** START OF Supplied entries **

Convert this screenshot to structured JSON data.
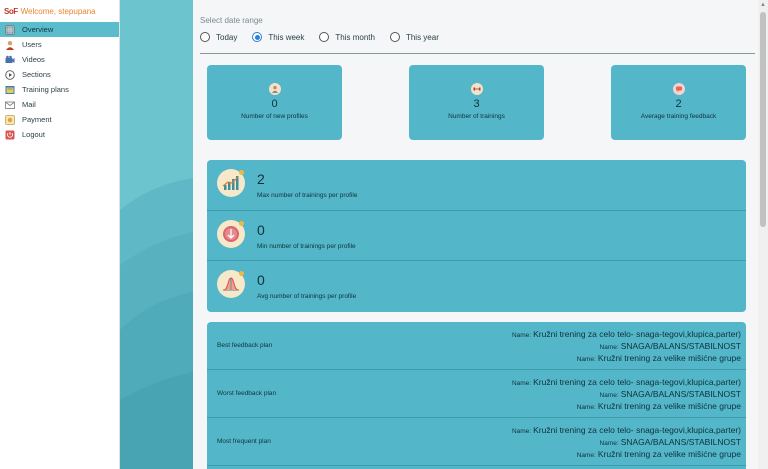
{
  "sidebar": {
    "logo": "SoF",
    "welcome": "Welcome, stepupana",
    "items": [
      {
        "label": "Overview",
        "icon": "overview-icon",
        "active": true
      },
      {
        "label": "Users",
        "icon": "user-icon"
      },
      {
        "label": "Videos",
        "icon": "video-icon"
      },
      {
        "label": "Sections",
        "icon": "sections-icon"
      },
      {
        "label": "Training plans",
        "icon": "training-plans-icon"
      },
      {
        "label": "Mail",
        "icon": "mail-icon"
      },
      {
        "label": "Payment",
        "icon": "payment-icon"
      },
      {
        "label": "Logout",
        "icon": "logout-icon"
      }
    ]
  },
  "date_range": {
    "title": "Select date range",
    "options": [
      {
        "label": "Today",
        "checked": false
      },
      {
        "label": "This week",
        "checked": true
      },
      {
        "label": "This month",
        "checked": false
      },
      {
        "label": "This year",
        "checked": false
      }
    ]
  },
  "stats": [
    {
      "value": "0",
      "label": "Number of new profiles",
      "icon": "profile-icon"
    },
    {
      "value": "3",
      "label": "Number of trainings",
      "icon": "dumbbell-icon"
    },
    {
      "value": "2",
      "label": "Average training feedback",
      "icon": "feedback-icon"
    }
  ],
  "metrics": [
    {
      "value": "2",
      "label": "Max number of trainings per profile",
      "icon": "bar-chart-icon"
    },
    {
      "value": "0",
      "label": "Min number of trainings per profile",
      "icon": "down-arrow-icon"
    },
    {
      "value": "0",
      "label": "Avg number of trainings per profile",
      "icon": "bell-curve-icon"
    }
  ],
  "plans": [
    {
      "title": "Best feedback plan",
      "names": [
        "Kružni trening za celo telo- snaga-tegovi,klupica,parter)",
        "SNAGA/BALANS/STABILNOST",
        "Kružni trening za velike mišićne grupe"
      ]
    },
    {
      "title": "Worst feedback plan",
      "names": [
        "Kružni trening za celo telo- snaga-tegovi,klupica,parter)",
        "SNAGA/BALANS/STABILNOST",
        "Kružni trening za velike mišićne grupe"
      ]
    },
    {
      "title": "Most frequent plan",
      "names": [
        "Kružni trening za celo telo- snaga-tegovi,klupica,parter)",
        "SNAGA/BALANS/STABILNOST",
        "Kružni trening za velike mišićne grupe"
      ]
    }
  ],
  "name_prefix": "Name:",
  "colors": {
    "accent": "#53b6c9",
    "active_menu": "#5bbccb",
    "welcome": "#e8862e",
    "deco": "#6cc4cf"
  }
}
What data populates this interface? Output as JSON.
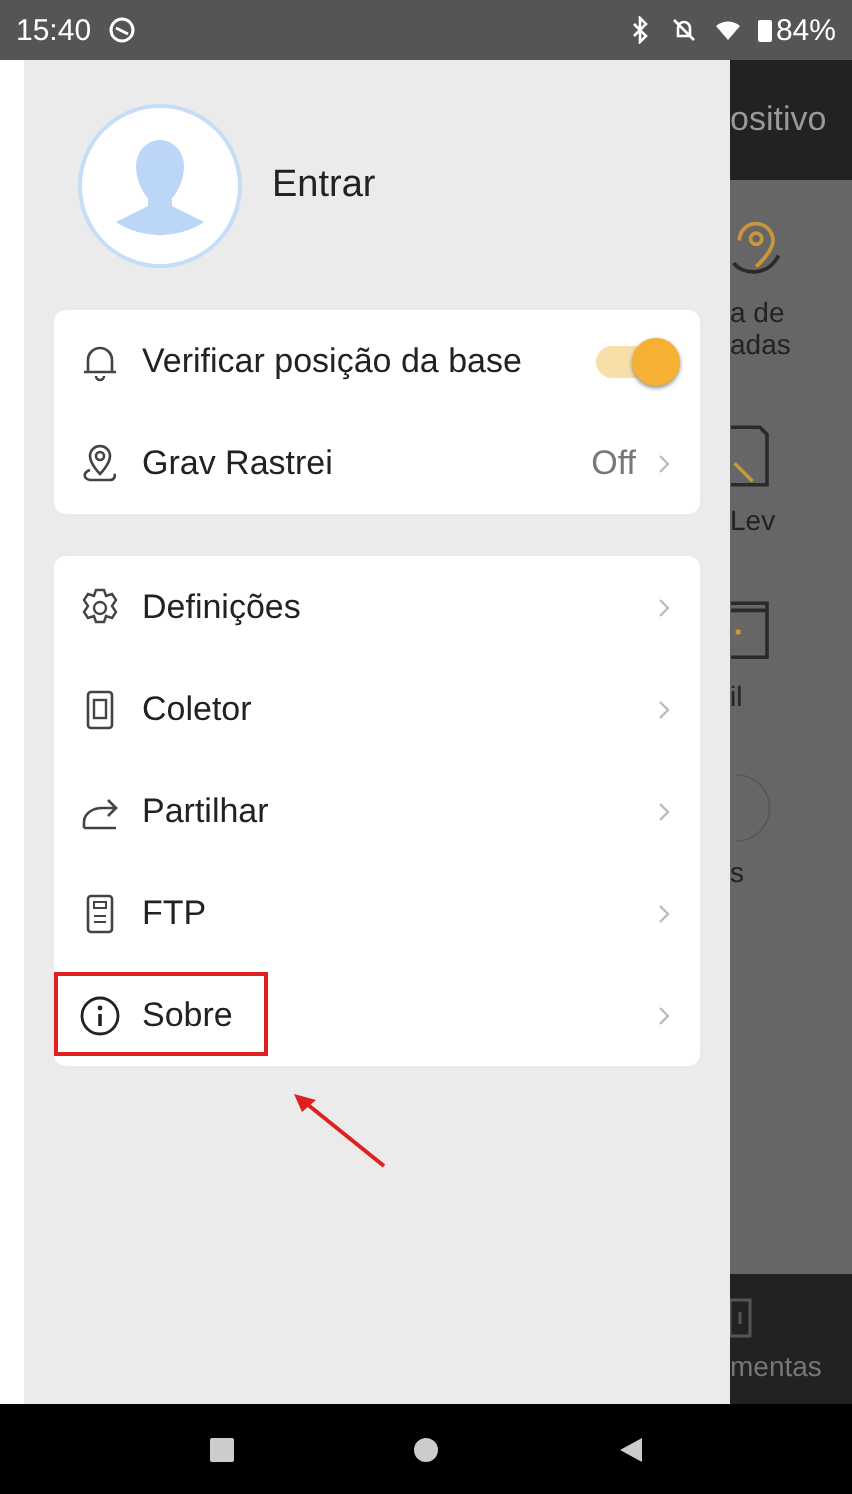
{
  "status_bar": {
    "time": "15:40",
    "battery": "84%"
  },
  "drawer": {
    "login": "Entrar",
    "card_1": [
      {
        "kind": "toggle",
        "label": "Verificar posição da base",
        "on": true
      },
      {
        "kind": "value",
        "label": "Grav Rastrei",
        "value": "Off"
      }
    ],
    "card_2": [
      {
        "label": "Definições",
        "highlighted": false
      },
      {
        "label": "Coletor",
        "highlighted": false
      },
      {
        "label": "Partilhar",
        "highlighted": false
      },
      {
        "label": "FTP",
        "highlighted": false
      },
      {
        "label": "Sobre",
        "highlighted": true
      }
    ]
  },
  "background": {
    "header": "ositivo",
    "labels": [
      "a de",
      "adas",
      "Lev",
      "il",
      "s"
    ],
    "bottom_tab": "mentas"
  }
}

** END OF Supplied entries **

Your task is to transcribe all of the records precisely, with no images included.

Convert this screenshot to structured JSON data.
{
  "sidebar": {
    "logo": "SoF",
    "welcome": "Welcome, stepupana",
    "items": [
      {
        "label": "Overview",
        "icon": "overview-icon",
        "active": true
      },
      {
        "label": "Users",
        "icon": "user-icon"
      },
      {
        "label": "Videos",
        "icon": "video-icon"
      },
      {
        "label": "Sections",
        "icon": "sections-icon"
      },
      {
        "label": "Training plans",
        "icon": "training-plans-icon"
      },
      {
        "label": "Mail",
        "icon": "mail-icon"
      },
      {
        "label": "Payment",
        "icon": "payment-icon"
      },
      {
        "label": "Logout",
        "icon": "logout-icon"
      }
    ]
  },
  "date_range": {
    "title": "Select date range",
    "options": [
      {
        "label": "Today",
        "checked": false
      },
      {
        "label": "This week",
        "checked": true
      },
      {
        "label": "This month",
        "checked": false
      },
      {
        "label": "This year",
        "checked": false
      }
    ]
  },
  "stats": [
    {
      "value": "0",
      "label": "Number of new profiles",
      "icon": "profile-icon"
    },
    {
      "value": "3",
      "label": "Number of trainings",
      "icon": "dumbbell-icon"
    },
    {
      "value": "2",
      "label": "Average training feedback",
      "icon": "feedback-icon"
    }
  ],
  "metrics": [
    {
      "value": "2",
      "label": "Max number of trainings per profile",
      "icon": "bar-chart-icon"
    },
    {
      "value": "0",
      "label": "Min number of trainings per profile",
      "icon": "down-arrow-icon"
    },
    {
      "value": "0",
      "label": "Avg number of trainings per profile",
      "icon": "bell-curve-icon"
    }
  ],
  "plans": [
    {
      "title": "Best feedback plan",
      "names": [
        "Kružni trening za celo telo- snaga-tegovi,klupica,parter)",
        "SNAGA/BALANS/STABILNOST",
        "Kružni trening za velike mišićne grupe"
      ]
    },
    {
      "title": "Worst feedback plan",
      "names": [
        "Kružni trening za celo telo- snaga-tegovi,klupica,parter)",
        "SNAGA/BALANS/STABILNOST",
        "Kružni trening za velike mišićne grupe"
      ]
    },
    {
      "title": "Most frequent plan",
      "names": [
        "Kružni trening za celo telo- snaga-tegovi,klupica,parter)",
        "SNAGA/BALANS/STABILNOST",
        "Kružni trening za velike mišićne grupe"
      ]
    }
  ],
  "name_prefix": "Name:",
  "colors": {
    "accent": "#53b6c9",
    "active_menu": "#5bbccb",
    "welcome": "#e8862e",
    "deco": "#6cc4cf"
  }
}
What data populates this interface? Output as JSON.
{
  "status_bar": {
    "time": "15:40",
    "battery": "84%"
  },
  "drawer": {
    "login": "Entrar",
    "card_1": [
      {
        "kind": "toggle",
        "label": "Verificar posição da base",
        "on": true
      },
      {
        "kind": "value",
        "label": "Grav Rastrei",
        "value": "Off"
      }
    ],
    "card_2": [
      {
        "label": "Definições",
        "highlighted": false
      },
      {
        "label": "Coletor",
        "highlighted": false
      },
      {
        "label": "Partilhar",
        "highlighted": false
      },
      {
        "label": "FTP",
        "highlighted": false
      },
      {
        "label": "Sobre",
        "highlighted": true
      }
    ]
  },
  "background": {
    "header": "ositivo",
    "labels": [
      "a de",
      "adas",
      "Lev",
      "il",
      "s"
    ],
    "bottom_tab": "mentas"
  }
}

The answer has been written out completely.